Task directions => Go through the listing below and list every line with "квартир".

Stored rows =>
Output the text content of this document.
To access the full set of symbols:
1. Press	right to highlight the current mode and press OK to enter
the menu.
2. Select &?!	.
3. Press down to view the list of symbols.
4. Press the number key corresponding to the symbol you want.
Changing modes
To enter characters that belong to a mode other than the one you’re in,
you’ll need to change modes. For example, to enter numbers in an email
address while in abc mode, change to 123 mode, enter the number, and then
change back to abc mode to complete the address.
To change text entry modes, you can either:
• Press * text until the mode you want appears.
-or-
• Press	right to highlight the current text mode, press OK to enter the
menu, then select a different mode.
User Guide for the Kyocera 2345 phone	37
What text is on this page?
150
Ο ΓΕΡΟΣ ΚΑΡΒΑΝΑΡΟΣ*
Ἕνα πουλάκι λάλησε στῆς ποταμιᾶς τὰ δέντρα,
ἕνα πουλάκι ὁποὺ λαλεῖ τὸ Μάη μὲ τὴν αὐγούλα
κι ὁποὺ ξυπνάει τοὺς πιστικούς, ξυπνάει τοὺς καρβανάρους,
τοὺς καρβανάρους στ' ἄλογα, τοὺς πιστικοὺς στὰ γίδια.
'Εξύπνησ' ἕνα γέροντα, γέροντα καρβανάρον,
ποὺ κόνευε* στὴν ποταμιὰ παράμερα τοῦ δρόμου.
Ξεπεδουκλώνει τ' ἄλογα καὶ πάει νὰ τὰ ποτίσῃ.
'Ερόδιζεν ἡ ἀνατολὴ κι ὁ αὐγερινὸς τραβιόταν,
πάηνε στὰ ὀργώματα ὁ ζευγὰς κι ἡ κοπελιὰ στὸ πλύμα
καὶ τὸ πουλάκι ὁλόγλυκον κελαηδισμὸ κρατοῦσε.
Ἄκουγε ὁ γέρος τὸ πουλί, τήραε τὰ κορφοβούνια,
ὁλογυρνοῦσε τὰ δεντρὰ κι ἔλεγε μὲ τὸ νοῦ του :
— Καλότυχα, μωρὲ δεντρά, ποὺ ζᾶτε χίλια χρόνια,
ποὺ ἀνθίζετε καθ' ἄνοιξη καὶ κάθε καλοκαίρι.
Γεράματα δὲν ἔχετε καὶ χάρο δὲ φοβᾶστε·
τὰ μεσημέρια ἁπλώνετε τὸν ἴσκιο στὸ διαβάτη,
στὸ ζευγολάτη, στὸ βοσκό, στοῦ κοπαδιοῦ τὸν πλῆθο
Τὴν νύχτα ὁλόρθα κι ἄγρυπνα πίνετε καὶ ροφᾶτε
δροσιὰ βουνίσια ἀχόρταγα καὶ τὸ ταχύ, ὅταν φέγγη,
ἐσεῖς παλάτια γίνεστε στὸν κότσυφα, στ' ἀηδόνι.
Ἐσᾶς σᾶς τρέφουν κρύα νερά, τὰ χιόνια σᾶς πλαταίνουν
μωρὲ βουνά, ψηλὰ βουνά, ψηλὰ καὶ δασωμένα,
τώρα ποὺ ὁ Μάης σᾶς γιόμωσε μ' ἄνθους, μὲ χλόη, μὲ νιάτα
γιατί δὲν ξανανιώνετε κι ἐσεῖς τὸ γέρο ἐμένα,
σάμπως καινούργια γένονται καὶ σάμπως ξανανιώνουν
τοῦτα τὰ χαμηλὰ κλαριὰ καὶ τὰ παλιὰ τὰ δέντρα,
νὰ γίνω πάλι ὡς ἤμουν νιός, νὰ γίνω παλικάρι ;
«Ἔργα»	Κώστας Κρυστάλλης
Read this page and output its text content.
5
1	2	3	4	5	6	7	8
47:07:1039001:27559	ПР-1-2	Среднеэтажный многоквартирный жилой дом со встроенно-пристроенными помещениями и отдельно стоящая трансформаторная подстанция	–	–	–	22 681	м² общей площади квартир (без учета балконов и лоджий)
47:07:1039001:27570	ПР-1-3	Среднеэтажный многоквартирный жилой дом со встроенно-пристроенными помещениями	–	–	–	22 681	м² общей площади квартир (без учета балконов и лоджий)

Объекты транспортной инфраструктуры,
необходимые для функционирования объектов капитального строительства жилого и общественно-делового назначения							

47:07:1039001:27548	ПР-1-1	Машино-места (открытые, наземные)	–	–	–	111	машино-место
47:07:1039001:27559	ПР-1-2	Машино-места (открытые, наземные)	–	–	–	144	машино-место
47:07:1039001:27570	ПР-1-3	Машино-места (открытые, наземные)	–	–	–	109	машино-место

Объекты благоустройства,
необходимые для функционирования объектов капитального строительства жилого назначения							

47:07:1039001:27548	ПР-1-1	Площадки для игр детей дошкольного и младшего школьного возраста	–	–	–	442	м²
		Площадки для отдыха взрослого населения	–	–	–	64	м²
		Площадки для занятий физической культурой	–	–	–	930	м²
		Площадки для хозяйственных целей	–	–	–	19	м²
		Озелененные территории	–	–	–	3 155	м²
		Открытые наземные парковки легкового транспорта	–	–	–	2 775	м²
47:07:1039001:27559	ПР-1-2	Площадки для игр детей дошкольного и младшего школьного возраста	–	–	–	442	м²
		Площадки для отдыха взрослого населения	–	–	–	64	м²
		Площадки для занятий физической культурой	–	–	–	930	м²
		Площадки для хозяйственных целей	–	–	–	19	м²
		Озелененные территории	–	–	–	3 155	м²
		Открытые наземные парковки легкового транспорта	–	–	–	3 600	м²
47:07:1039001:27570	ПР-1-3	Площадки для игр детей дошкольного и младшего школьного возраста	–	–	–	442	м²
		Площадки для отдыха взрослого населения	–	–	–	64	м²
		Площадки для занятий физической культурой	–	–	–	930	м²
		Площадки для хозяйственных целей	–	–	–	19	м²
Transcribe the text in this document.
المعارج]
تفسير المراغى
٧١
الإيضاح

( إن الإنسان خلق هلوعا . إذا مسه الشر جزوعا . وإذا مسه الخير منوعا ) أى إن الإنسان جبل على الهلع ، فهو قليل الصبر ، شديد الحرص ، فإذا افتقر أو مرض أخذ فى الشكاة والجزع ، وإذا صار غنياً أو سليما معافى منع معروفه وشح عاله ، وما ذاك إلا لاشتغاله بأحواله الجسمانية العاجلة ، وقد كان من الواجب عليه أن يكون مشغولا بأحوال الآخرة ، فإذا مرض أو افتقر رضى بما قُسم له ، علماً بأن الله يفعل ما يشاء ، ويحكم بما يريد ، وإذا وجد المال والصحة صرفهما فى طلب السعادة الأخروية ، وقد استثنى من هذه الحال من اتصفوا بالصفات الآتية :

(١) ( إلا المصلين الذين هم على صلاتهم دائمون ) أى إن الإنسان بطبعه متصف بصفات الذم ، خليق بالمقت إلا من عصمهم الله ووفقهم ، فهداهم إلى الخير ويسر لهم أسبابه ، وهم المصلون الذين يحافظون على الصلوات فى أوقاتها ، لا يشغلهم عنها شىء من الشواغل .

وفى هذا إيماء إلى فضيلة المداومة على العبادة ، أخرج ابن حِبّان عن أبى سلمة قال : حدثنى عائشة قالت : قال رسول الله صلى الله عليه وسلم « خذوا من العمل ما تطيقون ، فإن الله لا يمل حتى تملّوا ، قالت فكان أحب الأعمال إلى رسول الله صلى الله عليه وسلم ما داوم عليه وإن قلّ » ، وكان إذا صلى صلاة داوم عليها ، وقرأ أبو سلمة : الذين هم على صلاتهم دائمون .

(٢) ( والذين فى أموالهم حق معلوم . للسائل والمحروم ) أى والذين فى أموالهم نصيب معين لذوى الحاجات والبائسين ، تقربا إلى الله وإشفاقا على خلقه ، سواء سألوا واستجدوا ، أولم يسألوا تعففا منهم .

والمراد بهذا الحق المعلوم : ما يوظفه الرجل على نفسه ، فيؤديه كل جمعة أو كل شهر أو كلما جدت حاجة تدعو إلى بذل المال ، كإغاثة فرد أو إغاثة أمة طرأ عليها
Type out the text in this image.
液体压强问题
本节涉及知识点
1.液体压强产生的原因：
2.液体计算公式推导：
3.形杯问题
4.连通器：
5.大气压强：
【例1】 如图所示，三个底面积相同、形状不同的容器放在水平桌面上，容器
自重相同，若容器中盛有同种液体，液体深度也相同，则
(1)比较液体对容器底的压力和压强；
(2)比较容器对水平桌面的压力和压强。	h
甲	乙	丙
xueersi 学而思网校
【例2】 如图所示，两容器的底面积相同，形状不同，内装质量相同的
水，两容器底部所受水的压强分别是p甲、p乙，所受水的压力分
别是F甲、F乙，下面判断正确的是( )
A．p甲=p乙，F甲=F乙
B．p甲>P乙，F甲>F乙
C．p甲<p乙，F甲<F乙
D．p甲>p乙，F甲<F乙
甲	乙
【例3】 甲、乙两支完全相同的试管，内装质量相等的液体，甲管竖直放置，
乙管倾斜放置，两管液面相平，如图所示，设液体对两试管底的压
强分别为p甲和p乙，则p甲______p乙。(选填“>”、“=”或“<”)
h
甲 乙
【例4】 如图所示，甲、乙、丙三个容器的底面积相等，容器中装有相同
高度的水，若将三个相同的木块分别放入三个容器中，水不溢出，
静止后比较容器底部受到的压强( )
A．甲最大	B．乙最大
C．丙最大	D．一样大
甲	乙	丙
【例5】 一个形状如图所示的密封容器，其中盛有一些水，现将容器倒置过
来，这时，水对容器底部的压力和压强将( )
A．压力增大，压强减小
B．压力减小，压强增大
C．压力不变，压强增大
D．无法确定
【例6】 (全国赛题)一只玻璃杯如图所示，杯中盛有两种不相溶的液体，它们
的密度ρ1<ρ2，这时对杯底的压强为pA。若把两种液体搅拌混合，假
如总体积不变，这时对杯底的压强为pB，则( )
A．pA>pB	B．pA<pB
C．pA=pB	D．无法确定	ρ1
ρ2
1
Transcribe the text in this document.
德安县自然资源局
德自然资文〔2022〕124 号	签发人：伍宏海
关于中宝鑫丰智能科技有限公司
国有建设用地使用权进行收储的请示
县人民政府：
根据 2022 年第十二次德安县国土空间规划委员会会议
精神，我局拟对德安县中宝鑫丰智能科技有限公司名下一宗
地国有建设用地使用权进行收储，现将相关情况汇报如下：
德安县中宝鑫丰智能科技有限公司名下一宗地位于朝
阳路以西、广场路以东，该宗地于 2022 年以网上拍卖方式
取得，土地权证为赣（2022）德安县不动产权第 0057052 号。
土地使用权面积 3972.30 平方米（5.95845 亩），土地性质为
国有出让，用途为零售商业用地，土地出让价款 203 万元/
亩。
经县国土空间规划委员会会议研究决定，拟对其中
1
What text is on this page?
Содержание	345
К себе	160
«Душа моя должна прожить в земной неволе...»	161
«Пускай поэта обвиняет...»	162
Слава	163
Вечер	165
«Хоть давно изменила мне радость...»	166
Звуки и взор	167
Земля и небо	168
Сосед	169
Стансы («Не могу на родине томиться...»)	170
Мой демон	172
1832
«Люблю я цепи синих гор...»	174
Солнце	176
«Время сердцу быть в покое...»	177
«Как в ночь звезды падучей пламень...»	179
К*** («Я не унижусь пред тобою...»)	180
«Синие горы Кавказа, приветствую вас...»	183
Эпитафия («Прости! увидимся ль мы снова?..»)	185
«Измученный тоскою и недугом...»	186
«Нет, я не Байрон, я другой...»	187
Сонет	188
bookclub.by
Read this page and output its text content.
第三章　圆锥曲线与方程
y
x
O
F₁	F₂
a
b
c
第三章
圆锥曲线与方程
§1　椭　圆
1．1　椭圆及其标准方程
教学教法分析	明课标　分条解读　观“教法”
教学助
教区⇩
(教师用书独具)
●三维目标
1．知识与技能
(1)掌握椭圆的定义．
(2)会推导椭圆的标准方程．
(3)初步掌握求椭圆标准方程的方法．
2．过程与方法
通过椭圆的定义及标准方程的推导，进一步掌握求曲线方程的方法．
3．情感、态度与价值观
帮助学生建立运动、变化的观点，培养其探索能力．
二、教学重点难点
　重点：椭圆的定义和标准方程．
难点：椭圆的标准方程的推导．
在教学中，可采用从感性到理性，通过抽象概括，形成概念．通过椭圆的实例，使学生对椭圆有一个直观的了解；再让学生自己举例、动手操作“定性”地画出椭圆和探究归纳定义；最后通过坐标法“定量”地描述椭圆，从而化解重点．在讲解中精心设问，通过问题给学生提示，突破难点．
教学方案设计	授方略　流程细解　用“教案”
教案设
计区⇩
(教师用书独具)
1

Problem solution =>
47:07:1039001:27559	ПР-1-2	Среднеэтажный многоквартирный жилой дом со встроенно-пристроенными помещениями и отдельно стоящая трансформаторная подстанция	–	–	–	22 681	м² общей площади квартир (без учета балконов и лоджий)
47:07:1039001:27570	ПР-1-3	Среднеэтажный многоквартирный жилой дом со встроенно-пристроенными помещениями	–	–	–	22 681	м² общей площади квартир (без учета балконов и лоджий)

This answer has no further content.